YOUR GOAL
Could you format the lines of the material, starting with the line that contains "142, 482, 157]" and going on through the line that contains "316, 118, 416]", as a JSON list of strings, one string per line and no blank lines?

=-=-=

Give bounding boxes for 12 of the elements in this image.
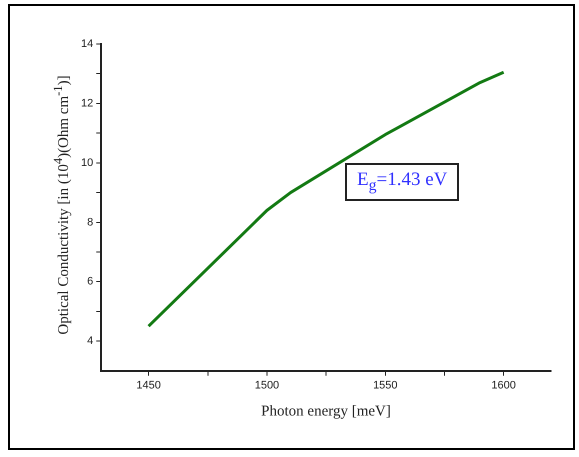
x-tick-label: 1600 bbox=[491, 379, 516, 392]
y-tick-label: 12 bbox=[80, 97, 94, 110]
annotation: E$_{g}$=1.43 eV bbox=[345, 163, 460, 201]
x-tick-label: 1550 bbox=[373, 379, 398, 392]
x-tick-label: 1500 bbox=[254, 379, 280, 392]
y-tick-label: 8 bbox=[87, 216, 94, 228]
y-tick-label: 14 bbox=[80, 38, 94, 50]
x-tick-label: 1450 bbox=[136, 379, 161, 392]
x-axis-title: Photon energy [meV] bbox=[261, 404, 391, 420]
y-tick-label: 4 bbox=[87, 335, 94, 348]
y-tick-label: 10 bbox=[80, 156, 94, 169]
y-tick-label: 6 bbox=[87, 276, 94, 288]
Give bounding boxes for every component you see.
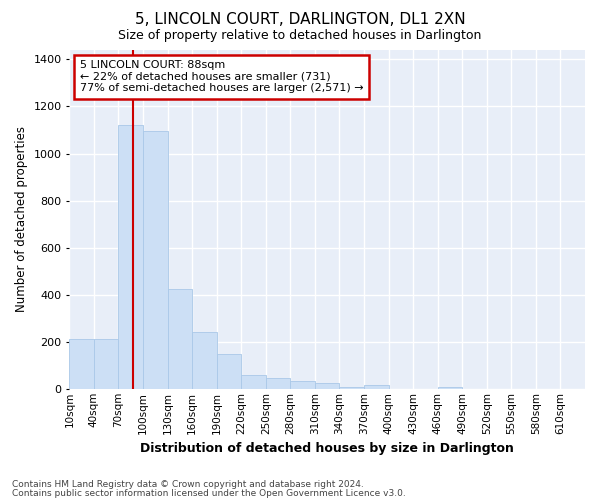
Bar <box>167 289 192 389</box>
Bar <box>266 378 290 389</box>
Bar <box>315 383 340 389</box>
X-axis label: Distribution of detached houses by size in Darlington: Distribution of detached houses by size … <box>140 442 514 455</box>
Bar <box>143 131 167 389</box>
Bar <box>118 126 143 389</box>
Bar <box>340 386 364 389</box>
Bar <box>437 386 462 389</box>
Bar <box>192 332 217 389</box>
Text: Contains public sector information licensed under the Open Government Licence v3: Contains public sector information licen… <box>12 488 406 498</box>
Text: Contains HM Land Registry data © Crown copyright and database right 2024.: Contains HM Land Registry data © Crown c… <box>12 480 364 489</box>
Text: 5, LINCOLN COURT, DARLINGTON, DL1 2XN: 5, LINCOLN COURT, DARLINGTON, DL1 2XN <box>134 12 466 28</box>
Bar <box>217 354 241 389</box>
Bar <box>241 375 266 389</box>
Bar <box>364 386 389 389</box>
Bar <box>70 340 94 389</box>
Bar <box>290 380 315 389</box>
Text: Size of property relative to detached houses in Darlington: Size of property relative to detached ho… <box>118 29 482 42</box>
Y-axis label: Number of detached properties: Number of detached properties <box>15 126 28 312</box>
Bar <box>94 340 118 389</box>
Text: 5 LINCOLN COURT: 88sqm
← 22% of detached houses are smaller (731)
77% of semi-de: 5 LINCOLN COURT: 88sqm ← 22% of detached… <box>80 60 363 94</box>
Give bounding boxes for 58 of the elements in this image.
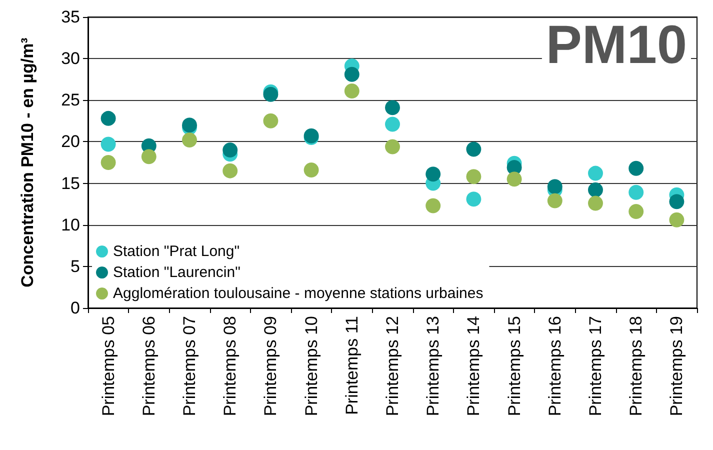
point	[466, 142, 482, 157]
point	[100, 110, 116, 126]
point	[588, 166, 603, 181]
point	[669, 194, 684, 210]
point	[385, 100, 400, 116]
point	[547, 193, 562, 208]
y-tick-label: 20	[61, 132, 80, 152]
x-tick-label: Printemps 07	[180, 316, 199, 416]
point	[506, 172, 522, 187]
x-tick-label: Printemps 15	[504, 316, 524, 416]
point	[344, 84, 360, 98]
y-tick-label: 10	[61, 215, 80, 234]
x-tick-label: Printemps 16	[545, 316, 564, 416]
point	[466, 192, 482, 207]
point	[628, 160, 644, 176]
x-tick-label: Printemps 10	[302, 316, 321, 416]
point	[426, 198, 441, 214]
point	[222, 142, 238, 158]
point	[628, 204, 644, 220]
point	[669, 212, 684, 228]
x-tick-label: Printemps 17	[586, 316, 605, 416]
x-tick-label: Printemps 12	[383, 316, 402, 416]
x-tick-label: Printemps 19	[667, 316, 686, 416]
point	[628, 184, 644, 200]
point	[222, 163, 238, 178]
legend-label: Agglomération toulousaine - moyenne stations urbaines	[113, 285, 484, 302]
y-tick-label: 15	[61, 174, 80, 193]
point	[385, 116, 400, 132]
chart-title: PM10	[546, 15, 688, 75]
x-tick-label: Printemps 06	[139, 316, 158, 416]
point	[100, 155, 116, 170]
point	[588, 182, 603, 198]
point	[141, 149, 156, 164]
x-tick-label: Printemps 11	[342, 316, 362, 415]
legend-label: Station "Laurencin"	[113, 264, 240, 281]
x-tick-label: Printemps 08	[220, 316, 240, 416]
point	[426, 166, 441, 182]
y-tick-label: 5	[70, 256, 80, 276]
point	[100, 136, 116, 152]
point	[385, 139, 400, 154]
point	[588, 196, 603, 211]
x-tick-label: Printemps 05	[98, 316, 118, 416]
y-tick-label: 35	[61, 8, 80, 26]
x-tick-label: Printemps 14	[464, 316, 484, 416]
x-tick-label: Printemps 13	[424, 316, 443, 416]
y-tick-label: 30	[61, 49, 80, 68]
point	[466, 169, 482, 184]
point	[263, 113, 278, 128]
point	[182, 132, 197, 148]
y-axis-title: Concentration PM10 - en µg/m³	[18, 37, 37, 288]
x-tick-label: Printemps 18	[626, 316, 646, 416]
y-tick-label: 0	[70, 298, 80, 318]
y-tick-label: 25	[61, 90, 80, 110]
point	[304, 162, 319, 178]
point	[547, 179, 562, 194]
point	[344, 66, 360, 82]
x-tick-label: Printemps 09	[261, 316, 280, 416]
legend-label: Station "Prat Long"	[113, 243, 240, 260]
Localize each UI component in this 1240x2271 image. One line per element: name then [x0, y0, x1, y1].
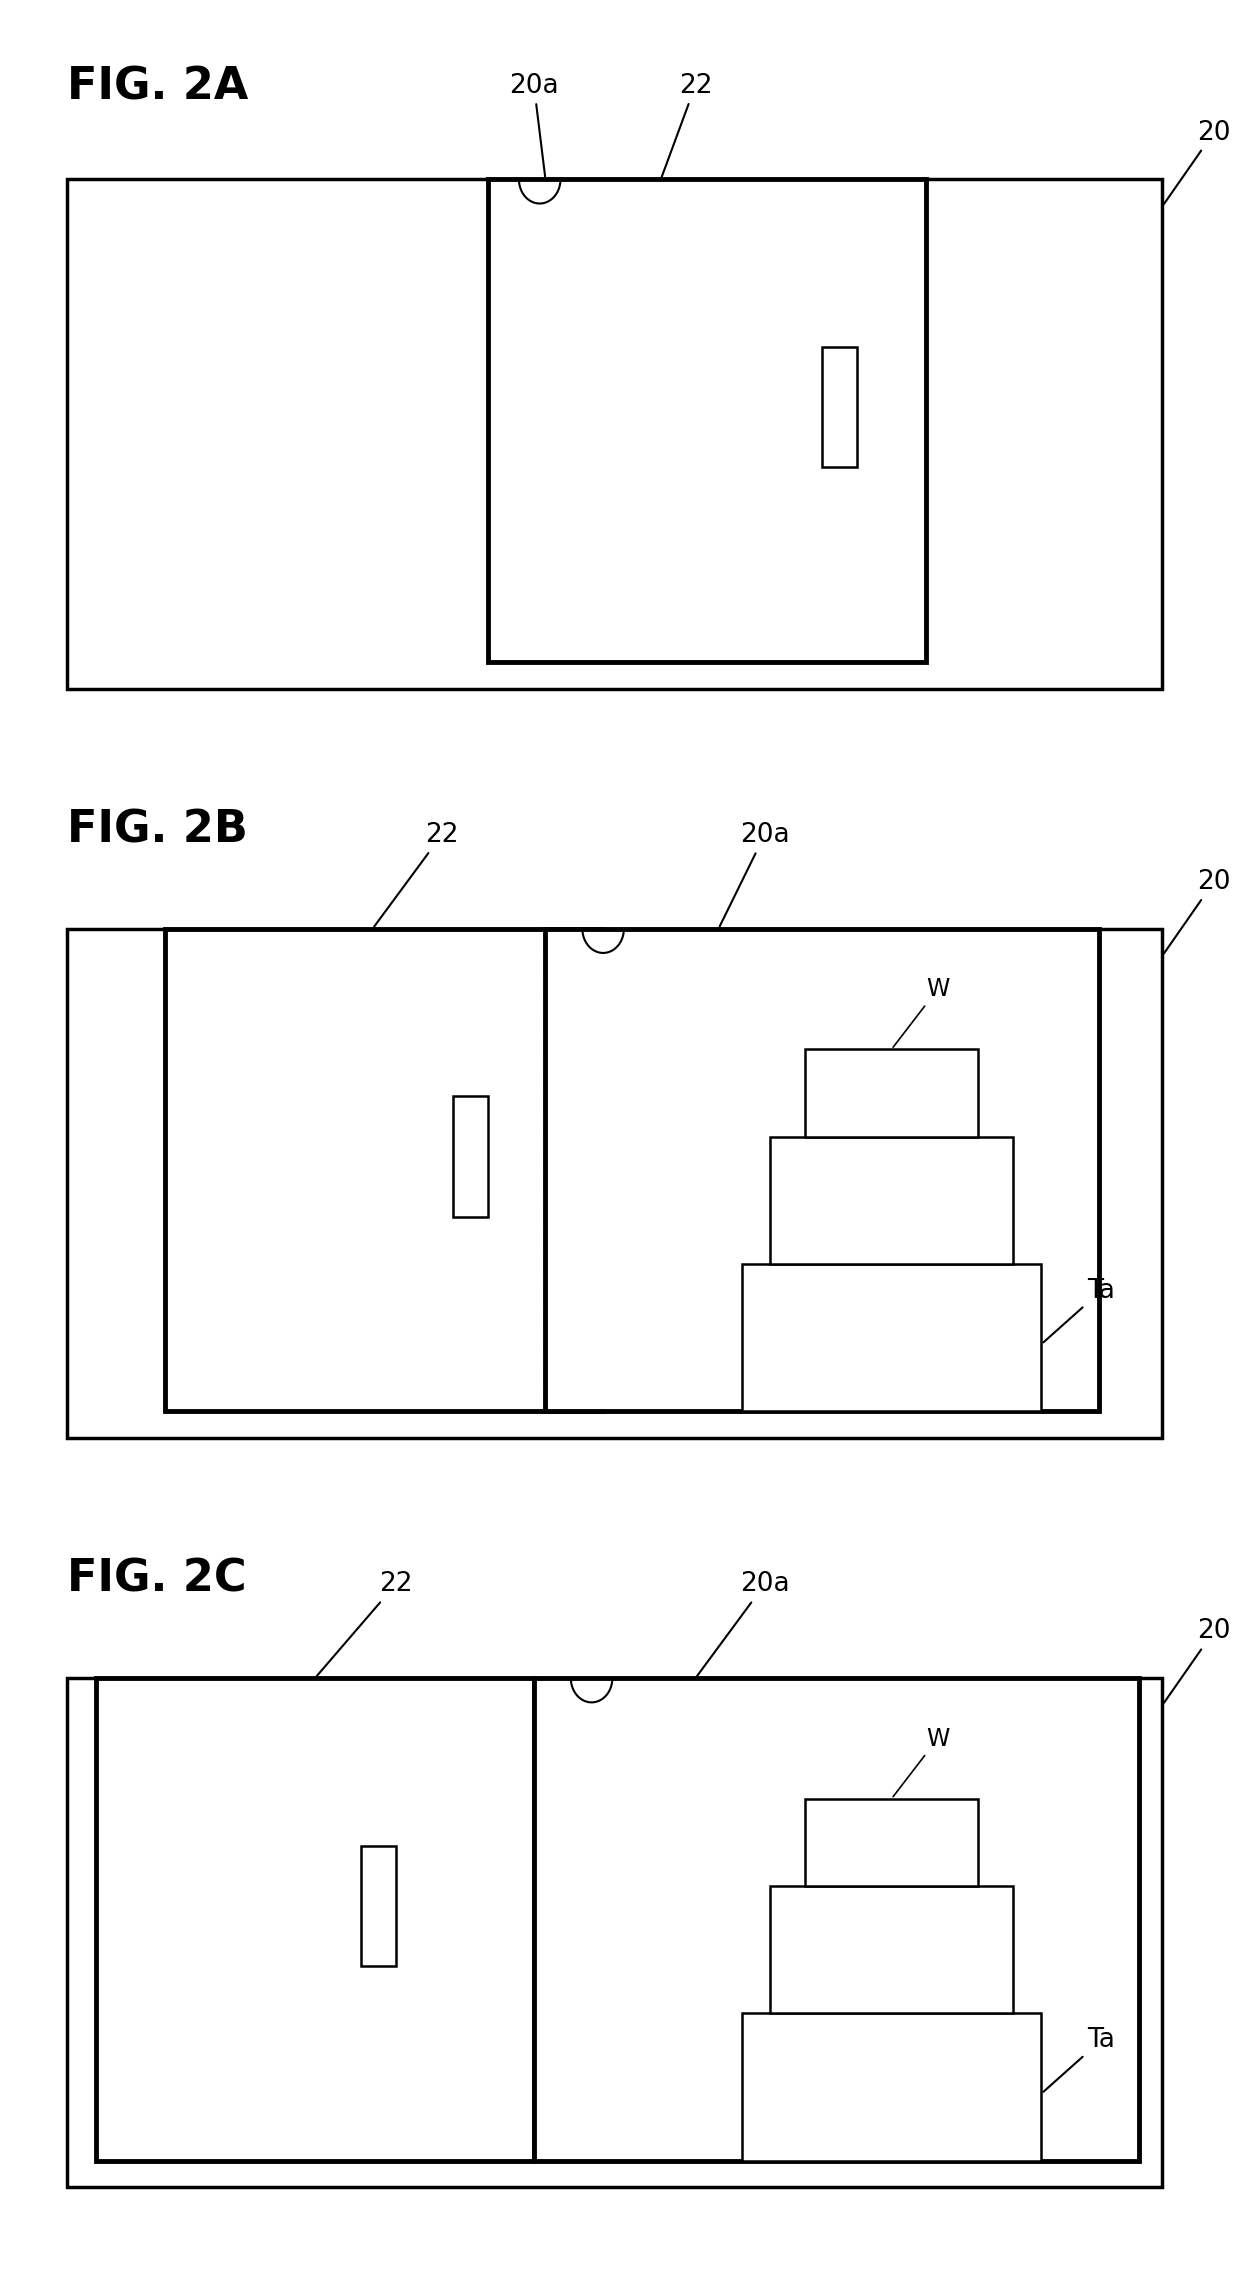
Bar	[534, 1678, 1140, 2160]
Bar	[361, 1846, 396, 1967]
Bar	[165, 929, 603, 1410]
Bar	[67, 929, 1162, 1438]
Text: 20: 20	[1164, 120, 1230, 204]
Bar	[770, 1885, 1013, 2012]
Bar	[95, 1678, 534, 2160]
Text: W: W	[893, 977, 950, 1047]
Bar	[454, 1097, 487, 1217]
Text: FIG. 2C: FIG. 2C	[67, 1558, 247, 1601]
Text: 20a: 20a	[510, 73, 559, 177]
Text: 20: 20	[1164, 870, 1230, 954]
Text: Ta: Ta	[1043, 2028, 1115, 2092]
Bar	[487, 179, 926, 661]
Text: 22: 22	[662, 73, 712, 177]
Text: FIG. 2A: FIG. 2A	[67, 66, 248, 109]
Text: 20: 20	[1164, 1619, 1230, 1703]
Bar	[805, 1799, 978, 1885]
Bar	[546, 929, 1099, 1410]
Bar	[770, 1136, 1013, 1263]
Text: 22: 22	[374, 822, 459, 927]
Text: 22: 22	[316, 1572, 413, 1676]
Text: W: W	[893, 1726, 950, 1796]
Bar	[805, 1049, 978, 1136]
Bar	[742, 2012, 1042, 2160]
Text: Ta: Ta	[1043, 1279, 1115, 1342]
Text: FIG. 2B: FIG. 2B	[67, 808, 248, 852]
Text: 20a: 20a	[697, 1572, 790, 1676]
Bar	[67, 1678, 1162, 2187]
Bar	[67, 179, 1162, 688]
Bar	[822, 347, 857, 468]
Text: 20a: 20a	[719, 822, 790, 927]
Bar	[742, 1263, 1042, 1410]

=-=-=

SOLUTION
[
  "point\t[466, 142, 482, 157]",
  "point\t[100, 110, 116, 126]",
  "point\t[588, 166, 603, 181]",
  "point\t[669, 194, 684, 210]",
  "point\t[385, 100, 400, 116]",
  "point\t[547, 193, 562, 208]",
  "y-tick-label: 20\t[61, 132, 80, 152]",
  "x-tick-label: Printemps 07\t[180, 316, 199, 416]",
  "point\t[506, 172, 522, 187]",
  "x-tick-label: Printemps 15\t[504, 316, 524, 416]",
  "point\t[344, 84, 360, 98]",
  "y-tick-label: 10\t[61, 215, 80, 234]",
  "x-tick-label: Printemps 16\t[545, 316, 564, 416]",
  "point\t[466, 192, 482, 207]",
  "point\t[628, 160, 644, 176]",
  "x-tick-label: Printemps 10\t[302, 316, 321, 416]",
  "point\t[426, 198, 441, 214]",
  "point\t[222, 142, 238, 158]",
  "point\t[628, 204, 644, 220]",
  "point\t[669, 212, 684, 228]",
  "x-tick-label: Printemps 17\t[586, 316, 605, 416]",
  "x-tick-label: Printemps 12\t[383, 316, 402, 416]",
  "x-tick-label: Printemps 19\t[667, 316, 686, 416]",
  "point\t[628, 184, 644, 200]",
  "point\t[222, 163, 238, 178]",
  "legend-label: Agglomération toulousaine - moyenne stations urbaines\t[113, 285, 484, 302]",
  "y-tick-label: 15\t[61, 174, 80, 193]",
  "point\t[385, 116, 400, 132]",
  "chart-title: PM10\t[546, 15, 688, 75]",
  "x-tick-label: Printemps 06\t[139, 316, 158, 416]",
  "point\t[100, 155, 116, 170]",
  "point\t[588, 182, 603, 198]",
  "point\t[141, 149, 156, 164]",
  "x-tick-label: Printemps 11\t[342, 316, 362, 415]",
  "legend-label: Station \"Laurencin\"\t[113, 264, 240, 281]",
  "x-tick-label: Printemps 08\t[220, 316, 240, 416]",
  "point\t[426, 166, 441, 182]",
  "y-tick-label: 5\t[70, 256, 80, 276]",
  "point\t[100, 136, 116, 152]",
  "point\t[385, 139, 400, 154]",
  "point\t[588, 196, 603, 211]",
  "x-tick-label: Printemps 05\t[98, 316, 118, 416]"
]